**Exercise:** Beginning with the line that holds "Parse this screenshot: output", set down each line of the data below through the very last, exactly as given, and nothing beyond that.

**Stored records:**
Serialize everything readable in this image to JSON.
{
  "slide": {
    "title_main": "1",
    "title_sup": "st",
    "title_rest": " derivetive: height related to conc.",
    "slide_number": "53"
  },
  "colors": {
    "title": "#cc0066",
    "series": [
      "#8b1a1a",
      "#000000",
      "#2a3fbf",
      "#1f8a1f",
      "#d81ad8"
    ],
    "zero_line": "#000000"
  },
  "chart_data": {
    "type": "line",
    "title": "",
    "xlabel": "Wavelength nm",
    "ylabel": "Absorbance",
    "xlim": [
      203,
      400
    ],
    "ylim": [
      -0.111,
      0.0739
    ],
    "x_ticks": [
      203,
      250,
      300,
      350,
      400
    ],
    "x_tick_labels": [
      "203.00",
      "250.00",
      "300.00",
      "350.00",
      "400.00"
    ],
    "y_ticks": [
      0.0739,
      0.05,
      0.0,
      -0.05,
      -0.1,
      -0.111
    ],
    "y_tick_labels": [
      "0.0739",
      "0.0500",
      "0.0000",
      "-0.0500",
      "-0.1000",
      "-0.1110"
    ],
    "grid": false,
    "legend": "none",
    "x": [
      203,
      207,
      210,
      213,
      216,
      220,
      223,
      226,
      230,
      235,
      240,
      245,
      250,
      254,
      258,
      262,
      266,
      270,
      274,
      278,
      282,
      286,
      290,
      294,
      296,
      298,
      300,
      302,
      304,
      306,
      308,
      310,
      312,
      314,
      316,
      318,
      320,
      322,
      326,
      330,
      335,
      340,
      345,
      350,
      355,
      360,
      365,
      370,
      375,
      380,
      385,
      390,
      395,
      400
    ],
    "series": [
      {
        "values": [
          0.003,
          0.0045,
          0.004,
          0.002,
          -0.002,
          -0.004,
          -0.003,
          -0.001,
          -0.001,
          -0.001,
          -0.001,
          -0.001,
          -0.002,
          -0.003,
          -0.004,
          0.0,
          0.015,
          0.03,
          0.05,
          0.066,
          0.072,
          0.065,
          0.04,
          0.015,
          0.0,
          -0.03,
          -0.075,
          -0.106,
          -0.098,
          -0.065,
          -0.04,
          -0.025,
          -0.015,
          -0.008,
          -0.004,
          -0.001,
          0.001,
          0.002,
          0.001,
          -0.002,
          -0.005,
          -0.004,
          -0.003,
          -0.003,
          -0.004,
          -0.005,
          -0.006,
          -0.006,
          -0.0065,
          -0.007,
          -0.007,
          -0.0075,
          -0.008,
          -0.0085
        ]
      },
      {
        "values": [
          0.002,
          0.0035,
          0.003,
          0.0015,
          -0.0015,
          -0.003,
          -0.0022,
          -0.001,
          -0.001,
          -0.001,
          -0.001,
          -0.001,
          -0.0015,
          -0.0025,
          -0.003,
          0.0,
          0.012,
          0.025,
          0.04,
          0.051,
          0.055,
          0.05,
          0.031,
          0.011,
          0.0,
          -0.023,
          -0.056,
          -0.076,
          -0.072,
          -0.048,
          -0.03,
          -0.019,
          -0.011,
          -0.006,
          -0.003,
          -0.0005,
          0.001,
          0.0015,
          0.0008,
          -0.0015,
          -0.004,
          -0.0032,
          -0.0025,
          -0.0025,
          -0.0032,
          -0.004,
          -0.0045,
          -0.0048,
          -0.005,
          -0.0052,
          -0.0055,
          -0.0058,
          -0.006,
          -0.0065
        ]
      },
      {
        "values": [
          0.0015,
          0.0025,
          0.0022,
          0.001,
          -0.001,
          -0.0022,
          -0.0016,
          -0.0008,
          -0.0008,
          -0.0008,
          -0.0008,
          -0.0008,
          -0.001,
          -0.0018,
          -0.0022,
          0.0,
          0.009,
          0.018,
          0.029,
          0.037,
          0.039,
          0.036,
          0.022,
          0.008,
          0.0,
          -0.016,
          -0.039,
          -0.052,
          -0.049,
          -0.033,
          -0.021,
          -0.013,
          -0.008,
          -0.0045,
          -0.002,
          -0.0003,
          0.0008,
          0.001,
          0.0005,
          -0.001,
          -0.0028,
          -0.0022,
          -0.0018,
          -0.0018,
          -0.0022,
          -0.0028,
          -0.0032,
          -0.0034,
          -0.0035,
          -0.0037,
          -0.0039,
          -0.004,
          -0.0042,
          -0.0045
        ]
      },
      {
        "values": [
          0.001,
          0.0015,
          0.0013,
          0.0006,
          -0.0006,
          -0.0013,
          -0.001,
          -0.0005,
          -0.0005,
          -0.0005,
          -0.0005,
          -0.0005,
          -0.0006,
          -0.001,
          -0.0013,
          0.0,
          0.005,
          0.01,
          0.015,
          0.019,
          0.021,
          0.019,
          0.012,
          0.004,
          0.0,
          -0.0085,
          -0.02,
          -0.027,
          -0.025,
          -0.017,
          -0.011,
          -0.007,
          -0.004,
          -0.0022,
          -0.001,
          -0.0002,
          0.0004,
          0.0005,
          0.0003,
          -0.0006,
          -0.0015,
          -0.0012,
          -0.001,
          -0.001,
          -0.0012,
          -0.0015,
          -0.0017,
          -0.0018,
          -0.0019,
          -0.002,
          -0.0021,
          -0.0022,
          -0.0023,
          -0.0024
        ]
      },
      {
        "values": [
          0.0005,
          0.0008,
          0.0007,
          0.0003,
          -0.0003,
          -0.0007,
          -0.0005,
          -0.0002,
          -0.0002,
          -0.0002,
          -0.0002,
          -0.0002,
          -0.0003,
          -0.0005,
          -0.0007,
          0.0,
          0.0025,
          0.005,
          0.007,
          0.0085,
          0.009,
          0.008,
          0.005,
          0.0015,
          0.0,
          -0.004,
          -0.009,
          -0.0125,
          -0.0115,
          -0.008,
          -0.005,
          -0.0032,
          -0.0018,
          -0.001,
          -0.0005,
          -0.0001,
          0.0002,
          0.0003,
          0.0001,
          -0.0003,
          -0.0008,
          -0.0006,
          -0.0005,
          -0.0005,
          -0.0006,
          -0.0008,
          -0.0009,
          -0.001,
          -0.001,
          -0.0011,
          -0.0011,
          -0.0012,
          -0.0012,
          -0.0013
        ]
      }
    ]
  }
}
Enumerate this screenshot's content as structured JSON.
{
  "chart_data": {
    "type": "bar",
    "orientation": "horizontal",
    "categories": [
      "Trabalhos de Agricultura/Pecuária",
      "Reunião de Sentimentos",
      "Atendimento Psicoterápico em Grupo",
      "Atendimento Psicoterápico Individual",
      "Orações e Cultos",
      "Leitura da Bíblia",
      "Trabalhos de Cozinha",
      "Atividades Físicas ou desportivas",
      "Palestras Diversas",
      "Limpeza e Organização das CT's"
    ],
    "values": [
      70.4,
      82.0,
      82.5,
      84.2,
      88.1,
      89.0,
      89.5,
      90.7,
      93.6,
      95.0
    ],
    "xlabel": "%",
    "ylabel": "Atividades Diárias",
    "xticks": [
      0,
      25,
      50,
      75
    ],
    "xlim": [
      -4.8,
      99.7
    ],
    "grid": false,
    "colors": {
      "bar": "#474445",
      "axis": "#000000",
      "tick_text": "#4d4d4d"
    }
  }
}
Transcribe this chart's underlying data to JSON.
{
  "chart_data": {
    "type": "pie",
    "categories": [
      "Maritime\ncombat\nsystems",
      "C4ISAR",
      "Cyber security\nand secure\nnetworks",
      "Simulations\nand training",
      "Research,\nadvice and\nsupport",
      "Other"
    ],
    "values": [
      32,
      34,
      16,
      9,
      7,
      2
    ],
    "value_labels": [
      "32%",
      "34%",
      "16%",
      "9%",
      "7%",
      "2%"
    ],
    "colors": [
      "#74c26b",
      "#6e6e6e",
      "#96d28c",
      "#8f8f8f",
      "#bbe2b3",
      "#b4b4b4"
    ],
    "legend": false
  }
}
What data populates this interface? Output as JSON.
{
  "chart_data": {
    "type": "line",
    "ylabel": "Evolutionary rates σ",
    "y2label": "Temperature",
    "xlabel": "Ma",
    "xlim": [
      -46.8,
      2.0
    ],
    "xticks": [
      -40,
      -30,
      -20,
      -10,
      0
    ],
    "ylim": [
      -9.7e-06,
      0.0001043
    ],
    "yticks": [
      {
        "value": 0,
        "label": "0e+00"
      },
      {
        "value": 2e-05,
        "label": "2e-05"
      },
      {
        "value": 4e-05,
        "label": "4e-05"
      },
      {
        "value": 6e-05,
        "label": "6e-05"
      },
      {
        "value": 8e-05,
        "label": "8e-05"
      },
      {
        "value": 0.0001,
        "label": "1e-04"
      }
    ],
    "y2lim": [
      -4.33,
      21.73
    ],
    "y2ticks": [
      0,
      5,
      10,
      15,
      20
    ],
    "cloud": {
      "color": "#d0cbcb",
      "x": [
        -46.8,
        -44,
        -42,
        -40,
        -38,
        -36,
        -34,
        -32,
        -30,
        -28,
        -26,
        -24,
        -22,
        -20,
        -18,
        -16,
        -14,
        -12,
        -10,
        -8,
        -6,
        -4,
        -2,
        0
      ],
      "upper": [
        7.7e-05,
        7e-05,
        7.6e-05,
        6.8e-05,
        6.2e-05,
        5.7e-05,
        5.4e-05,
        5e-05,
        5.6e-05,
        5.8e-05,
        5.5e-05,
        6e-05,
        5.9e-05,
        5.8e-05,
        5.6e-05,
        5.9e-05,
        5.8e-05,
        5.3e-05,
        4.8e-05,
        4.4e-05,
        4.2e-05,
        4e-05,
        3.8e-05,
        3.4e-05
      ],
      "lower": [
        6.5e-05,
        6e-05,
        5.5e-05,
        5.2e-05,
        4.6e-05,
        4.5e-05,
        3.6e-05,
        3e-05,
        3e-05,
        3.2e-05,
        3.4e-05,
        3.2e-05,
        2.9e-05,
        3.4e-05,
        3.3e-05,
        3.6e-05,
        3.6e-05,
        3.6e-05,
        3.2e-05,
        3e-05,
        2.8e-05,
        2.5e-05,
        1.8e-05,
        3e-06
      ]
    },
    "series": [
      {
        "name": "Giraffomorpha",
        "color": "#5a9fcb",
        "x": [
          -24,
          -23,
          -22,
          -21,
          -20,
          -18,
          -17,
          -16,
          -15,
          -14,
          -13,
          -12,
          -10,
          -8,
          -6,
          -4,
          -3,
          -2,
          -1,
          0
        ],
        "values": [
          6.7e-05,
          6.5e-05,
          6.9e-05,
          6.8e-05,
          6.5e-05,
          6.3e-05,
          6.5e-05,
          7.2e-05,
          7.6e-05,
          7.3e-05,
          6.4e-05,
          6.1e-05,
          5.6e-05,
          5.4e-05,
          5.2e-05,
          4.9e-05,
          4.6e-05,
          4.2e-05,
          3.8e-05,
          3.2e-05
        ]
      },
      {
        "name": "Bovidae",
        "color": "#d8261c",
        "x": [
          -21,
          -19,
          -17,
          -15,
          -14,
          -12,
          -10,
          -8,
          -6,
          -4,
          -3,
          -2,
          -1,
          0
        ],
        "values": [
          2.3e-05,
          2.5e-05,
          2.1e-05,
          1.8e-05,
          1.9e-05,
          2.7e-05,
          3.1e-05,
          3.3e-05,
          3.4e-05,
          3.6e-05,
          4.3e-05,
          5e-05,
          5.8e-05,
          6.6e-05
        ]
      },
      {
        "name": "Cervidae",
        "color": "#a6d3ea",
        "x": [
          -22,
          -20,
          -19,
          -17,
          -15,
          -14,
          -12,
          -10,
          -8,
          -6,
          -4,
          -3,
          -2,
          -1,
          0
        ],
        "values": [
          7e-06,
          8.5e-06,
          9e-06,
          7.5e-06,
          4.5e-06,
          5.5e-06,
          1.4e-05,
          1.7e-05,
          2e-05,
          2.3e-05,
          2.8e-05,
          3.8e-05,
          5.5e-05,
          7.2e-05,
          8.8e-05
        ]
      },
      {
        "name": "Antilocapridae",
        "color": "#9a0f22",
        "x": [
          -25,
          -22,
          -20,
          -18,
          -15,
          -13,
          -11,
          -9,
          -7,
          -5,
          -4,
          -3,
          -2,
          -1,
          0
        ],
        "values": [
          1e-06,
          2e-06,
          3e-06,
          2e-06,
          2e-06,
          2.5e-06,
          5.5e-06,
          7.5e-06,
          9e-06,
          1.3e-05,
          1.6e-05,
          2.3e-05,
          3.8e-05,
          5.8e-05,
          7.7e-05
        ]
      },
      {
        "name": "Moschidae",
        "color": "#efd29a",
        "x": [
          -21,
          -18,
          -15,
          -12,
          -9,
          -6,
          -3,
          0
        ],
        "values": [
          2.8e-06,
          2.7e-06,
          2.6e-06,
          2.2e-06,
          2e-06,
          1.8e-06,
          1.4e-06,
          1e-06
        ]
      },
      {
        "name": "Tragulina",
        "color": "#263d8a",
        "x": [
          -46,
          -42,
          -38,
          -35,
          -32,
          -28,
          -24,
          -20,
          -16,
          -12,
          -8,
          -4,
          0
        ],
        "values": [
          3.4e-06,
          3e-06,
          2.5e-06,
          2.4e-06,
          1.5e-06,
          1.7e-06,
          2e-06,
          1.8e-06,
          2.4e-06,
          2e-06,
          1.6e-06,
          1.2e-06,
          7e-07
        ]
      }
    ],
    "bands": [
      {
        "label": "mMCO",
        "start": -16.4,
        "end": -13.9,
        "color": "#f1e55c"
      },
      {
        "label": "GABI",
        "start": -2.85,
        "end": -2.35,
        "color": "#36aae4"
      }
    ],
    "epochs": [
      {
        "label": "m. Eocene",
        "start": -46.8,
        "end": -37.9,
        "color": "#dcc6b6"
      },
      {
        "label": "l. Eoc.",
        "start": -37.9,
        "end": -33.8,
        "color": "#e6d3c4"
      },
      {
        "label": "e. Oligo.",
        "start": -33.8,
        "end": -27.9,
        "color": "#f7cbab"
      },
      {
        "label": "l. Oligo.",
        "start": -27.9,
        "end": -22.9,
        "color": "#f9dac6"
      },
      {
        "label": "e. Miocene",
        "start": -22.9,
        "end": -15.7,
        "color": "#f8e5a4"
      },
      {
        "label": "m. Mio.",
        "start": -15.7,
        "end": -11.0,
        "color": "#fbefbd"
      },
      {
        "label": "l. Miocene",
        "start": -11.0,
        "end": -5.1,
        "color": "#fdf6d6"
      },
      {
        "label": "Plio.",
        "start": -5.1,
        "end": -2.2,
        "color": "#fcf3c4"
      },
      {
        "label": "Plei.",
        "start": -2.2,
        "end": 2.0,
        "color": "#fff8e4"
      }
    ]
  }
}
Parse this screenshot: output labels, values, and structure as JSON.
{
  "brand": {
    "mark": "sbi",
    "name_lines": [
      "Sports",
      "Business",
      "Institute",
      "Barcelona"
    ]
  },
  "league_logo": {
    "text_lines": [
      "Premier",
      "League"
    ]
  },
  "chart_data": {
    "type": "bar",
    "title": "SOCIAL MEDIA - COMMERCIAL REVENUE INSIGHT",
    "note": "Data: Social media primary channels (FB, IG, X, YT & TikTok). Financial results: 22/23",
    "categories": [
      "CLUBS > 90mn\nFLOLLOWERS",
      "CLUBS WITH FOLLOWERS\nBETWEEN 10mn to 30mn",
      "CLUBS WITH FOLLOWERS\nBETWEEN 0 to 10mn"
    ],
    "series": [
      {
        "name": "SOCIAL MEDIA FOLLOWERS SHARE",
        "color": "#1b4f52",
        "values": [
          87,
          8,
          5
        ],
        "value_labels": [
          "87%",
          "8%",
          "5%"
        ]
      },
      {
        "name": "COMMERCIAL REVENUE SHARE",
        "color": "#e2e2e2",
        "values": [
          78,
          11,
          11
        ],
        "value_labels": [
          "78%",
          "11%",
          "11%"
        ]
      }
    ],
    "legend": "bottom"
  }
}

**Reply to the task:**
Parse this screenshot: output labels, values, and structure as JSON.
{
  "brand": {
    "mark": "sbi",
    "name_lines": [
      "Sports",
      "Business",
      "Institute",
      "Barcelona"
    ]
  },
  "league_logo": {
    "text_lines": [
      "Premier",
      "League"
    ]
  },
  "chart_data": {
    "type": "bar",
    "title": "SOCIAL MEDIA - COMMERCIAL REVENUE INSIGHT",
    "note": "Data: Social media primary channels (FB, IG, X, YT & TikTok). Financial results: 22/23",
    "categories": [
      "CLUBS > 90mn\nFLOLLOWERS",
      "CLUBS WITH FOLLOWERS\nBETWEEN 10mn to 30mn",
      "CLUBS WITH FOLLOWERS\nBETWEEN 0 to 10mn"
    ],
    "series": [
      {
        "name": "SOCIAL MEDIA FOLLOWERS SHARE",
        "color": "#1b4f52",
        "values": [
          87,
          8,
          5
        ],
        "value_labels": [
          "87%",
          "8%",
          "5%"
        ]
      },
      {
        "name": "COMMERCIAL REVENUE SHARE",
        "color": "#e2e2e2",
        "values": [
          78,
          11,
          11
        ],
        "value_labels": [
          "78%",
          "11%",
          "11%"
        ]
      }
    ],
    "legend": "bottom"
  }
}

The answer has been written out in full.